### Task to complete
Select, from the material below, each line with "middle" in it.

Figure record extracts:
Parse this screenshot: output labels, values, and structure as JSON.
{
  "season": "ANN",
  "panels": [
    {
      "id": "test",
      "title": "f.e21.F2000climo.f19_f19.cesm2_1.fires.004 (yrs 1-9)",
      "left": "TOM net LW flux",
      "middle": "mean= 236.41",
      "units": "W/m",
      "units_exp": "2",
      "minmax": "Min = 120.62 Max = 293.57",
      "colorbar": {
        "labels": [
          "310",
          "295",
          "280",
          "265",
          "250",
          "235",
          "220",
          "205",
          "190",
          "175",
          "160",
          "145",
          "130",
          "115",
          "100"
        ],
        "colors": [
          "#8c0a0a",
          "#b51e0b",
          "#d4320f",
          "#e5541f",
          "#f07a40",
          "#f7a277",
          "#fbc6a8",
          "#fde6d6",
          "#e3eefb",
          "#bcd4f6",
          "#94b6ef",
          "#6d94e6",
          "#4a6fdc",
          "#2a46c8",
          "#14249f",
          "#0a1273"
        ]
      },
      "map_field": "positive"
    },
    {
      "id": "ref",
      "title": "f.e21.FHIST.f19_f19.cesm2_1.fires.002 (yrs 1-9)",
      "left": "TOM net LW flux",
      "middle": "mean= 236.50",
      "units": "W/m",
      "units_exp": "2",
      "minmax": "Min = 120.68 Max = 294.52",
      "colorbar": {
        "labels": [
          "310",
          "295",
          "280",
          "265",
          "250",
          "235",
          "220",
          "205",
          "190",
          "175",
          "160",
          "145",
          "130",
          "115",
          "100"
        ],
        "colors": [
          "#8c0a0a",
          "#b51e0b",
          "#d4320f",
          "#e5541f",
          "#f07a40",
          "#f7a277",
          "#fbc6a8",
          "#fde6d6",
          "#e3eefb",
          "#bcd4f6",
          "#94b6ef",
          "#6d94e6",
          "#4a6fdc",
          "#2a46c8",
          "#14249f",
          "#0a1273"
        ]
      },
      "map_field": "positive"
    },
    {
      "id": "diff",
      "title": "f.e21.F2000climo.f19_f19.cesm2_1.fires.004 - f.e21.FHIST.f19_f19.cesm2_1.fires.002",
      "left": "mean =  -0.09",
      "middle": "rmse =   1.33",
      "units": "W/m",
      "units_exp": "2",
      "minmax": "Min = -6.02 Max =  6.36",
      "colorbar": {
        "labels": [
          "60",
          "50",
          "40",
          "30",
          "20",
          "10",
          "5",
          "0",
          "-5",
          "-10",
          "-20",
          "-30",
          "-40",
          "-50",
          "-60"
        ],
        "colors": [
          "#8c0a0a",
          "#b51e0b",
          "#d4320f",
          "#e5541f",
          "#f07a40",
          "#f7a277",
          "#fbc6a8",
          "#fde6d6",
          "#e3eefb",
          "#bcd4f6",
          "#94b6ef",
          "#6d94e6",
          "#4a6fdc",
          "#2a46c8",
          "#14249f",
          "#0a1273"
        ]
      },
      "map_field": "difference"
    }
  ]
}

### Task output
      "middle": "mean= 236.41",
      "middle": "mean= 236.50",
      "middle": "rmse =   1.33",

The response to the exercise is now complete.